Pick out each line with the word "JSON" from the material that follows.
##### Dataset
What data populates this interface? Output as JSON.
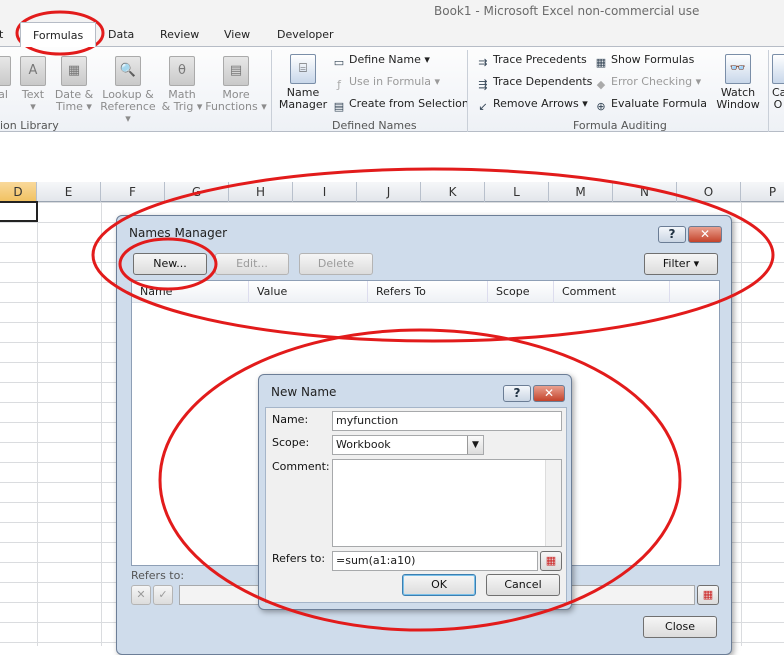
{
  "window": {
    "title": "Book1  -  Microsoft Excel non-commercial use",
    "partial_tab": "t"
  },
  "tabs": [
    {
      "label": "Formulas",
      "active": true
    },
    {
      "label": "Data"
    },
    {
      "label": "Review"
    },
    {
      "label": "View"
    },
    {
      "label": "Developer"
    }
  ],
  "ribbon": {
    "function_library": {
      "group_label": "ion Library",
      "buttons": [
        {
          "label1": "al",
          "label2": ""
        },
        {
          "label1": "Text",
          "label2": "▾",
          "icon_glyph": "A"
        },
        {
          "label1": "Date &",
          "label2": "Time ▾",
          "icon_glyph": "▦"
        },
        {
          "label1": "Lookup &",
          "label2": "Reference ▾",
          "icon_glyph": "🔍"
        },
        {
          "label1": "Math",
          "label2": "& Trig ▾",
          "icon_glyph": "θ"
        },
        {
          "label1": "More",
          "label2": "Functions ▾",
          "icon_glyph": "▤"
        }
      ]
    },
    "defined_names": {
      "group_label": "Defined Names",
      "name_manager": {
        "label1": "Name",
        "label2": "Manager",
        "icon_glyph": "⌸"
      },
      "define_name": "Define Name ▾",
      "use_in_formula": "Use in Formula ▾",
      "create_from_selection": "Create from Selection"
    },
    "formula_auditing": {
      "group_label": "Formula Auditing",
      "trace_precedents": "Trace Precedents",
      "trace_dependents": "Trace Dependents",
      "remove_arrows": "Remove Arrows ▾",
      "show_formulas": "Show Formulas",
      "error_checking": "Error Checking ▾",
      "evaluate_formula": "Evaluate Formula",
      "watch_window": {
        "label1": "Watch",
        "label2": "Window",
        "icon_glyph": "👓"
      },
      "partial": {
        "label1": "Ca",
        "label2": "O"
      }
    }
  },
  "sheet": {
    "columns": [
      "D",
      "E",
      "F",
      "G",
      "H",
      "I",
      "J",
      "K",
      "L",
      "M",
      "N",
      "O",
      "P"
    ],
    "selected_column": "D"
  },
  "name_manager": {
    "title": "Names Manager",
    "help_label": "?",
    "close_x": "✕",
    "new_label": "New...",
    "edit_label": "Edit...",
    "delete_label": "Delete",
    "filter_label": "Filter ▾",
    "columns": [
      "Name",
      "Value",
      "Refers To",
      "Scope",
      "Comment"
    ],
    "refers_to_label": "Refers to:",
    "cancel_glyph": "✕",
    "confirm_glyph": "✓",
    "close_label": "Close"
  },
  "new_name": {
    "title": "New Name",
    "help_label": "?",
    "close_x": "✕",
    "name_label": "Name:",
    "name_value": "myfunction",
    "scope_label": "Scope:",
    "scope_value": "Workbook",
    "comment_label": "Comment:",
    "comment_value": "",
    "refers_to_label": "Refers to:",
    "refers_to_value": "=sum(a1:a10)",
    "ok_label": "OK",
    "cancel_label": "Cancel"
  },
  "colors": {
    "annotation_red": "#e21b1b",
    "dialog_frame": "#cfdceb",
    "selected_header": "#f1c15f"
  }
}
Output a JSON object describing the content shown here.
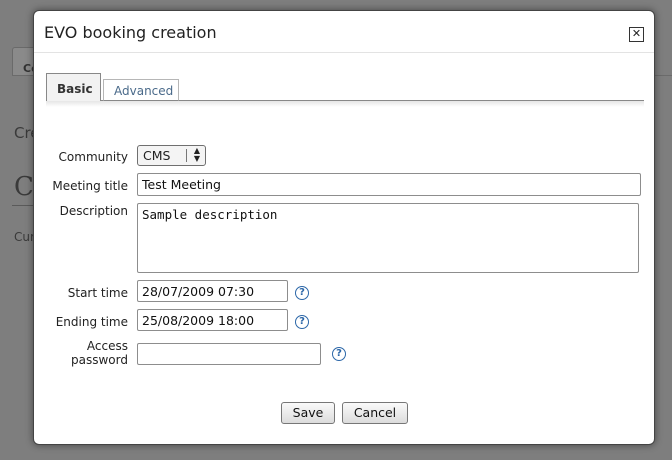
##########
**Reply to the exercise:**
What data populates this interface? Output as JSON.
Output a JSON object describing the content shown here.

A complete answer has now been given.